Please return the full listing below without altering anything.

## BEGIN Task material

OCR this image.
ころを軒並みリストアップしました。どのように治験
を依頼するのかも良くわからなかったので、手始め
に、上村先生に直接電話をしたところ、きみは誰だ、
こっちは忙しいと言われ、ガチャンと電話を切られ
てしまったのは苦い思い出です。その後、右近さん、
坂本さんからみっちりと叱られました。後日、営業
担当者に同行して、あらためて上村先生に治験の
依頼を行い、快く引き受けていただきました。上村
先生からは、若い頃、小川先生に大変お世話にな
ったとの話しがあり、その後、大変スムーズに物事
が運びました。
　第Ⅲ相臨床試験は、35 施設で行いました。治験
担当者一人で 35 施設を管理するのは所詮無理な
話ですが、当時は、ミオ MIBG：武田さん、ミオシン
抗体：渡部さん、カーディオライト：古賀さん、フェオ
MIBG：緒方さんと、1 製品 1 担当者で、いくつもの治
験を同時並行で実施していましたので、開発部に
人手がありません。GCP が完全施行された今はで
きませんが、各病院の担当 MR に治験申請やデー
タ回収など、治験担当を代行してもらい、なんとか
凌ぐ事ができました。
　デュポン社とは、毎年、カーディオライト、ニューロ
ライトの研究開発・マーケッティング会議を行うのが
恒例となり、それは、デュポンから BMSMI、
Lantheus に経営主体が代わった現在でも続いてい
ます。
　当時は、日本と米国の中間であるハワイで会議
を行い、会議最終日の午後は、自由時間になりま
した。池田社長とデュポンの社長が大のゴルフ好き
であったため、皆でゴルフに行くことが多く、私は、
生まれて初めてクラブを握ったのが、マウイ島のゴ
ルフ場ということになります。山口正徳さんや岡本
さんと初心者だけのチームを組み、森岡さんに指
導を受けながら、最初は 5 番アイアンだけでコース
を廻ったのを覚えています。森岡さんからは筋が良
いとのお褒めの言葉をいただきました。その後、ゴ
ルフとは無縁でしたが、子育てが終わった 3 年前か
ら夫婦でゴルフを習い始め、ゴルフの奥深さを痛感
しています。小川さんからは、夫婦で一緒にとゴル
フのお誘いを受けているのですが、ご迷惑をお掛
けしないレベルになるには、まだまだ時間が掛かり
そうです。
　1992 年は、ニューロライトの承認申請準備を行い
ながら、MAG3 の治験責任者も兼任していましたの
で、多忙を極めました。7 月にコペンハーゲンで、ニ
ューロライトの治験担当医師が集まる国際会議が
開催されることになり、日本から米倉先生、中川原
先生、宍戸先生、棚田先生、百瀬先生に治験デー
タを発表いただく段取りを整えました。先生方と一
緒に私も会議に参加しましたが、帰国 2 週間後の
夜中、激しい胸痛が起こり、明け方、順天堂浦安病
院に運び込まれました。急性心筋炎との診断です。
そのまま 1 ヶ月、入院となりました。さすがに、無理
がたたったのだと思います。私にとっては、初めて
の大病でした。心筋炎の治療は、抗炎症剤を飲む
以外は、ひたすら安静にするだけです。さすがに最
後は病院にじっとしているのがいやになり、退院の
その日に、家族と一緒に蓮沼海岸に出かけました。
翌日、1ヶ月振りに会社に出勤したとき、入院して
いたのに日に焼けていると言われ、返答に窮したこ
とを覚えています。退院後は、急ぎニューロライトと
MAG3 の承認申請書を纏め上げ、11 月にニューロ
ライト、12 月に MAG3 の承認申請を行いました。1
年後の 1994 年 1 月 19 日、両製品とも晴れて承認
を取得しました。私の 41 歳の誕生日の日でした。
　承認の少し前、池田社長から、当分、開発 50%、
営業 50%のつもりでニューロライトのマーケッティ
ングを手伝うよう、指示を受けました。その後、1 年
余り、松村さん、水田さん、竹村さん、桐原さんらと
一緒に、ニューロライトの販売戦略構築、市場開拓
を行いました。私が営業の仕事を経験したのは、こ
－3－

## END Task material

Full solution >>
OCR this image.
ころを軒並みリストアップしました。どのように治験
を依頼するのかも良くわからなかったので、手始め
に、上村先生に直接電話をしたところ、きみは誰だ、
こっちは忙しいと言われ、ガチャンと電話を切られ
てしまったのは苦い思い出です。その後、右近さん、
坂本さんからみっちりと叱られました。後日、営業
担当者に同行して、あらためて上村先生に治験の
依頼を行い、快く引き受けていただきました。上村
先生からは、若い頃、小川先生に大変お世話にな
ったとの話しがあり、その後、大変スムーズに物事
が運びました。
　第Ⅲ相臨床試験は、35 施設で行いました。治験
担当者一人で 35 施設を管理するのは所詮無理な
話ですが、当時は、ミオ MIBG：武田さん、ミオシン
抗体：渡部さん、カーディオライト：古賀さん、フェオ
MIBG：緒方さんと、1 製品 1 担当者で、いくつもの治
験を同時並行で実施していましたので、開発部に
人手がありません。GCP が完全施行された今はで
きませんが、各病院の担当 MR に治験申請やデー
タ回収など、治験担当を代行してもらい、なんとか
凌ぐ事ができました。
　デュポン社とは、毎年、カーディオライト、ニューロ
ライトの研究開発・マーケッティング会議を行うのが
恒例となり、それは、デュポンから BMSMI、
Lantheus に経営主体が代わった現在でも続いてい
ます。
　当時は、日本と米国の中間であるハワイで会議
を行い、会議最終日の午後は、自由時間になりま
した。池田社長とデュポンの社長が大のゴルフ好き
であったため、皆でゴルフに行くことが多く、私は、
生まれて初めてクラブを握ったのが、マウイ島のゴ
ルフ場ということになります。山口正徳さんや岡本
さんと初心者だけのチームを組み、森岡さんに指
導を受けながら、最初は 5 番アイアンだけでコース
を廻ったのを覚えています。森岡さんからは筋が良
いとのお褒めの言葉をいただきました。その後、ゴ
ルフとは無縁でしたが、子育てが終わった 3 年前か
ら夫婦でゴルフを習い始め、ゴルフの奥深さを痛感
しています。小川さんからは、夫婦で一緒にとゴル
フのお誘いを受けているのですが、ご迷惑をお掛
けしないレベルになるには、まだまだ時間が掛かり
そうです。
　1992 年は、ニューロライトの承認申請準備を行い
ながら、MAG3 の治験責任者も兼任していましたの
で、多忙を極めました。7 月にコペンハーゲンで、ニ
ューロライトの治験担当医師が集まる国際会議が
開催されることになり、日本から米倉先生、中川原
先生、宍戸先生、棚田先生、百瀬先生に治験デー
タを発表いただく段取りを整えました。先生方と一
緒に私も会議に参加しましたが、帰国 2 週間後の
夜中、激しい胸痛が起こり、明け方、順天堂浦安病
院に運び込まれました。急性心筋炎との診断です。
そのまま 1 ヶ月、入院となりました。さすがに、無理
がたたったのだと思います。私にとっては、初めて
の大病でした。心筋炎の治療は、抗炎症剤を飲む
以外は、ひたすら安静にするだけです。さすがに最
後は病院にじっとしているのがいやになり、退院の
その日に、家族と一緒に蓮沼海岸に出かけました。
翌日、1ヶ月振りに会社に出勤したとき、入院して
いたのに日に焼けていると言われ、返答に窮したこ
とを覚えています。退院後は、急ぎニューロライトと
MAG3 の承認申請書を纏め上げ、11 月にニューロ
ライト、12 月に MAG3 の承認申請を行いました。1
年後の 1994 年 1 月 19 日、両製品とも晴れて承認
を取得しました。私の 41 歳の誕生日の日でした。
　承認の少し前、池田社長から、当分、開発 50%、
営業 50%のつもりでニューロライトのマーケッティ
ングを手伝うよう、指示を受けました。その後、1 年
余り、松村さん、水田さん、竹村さん、桐原さんらと
一緒に、ニューロライトの販売戦略構築、市場開拓
を行いました。私が営業の仕事を経験したのは、こ
－3－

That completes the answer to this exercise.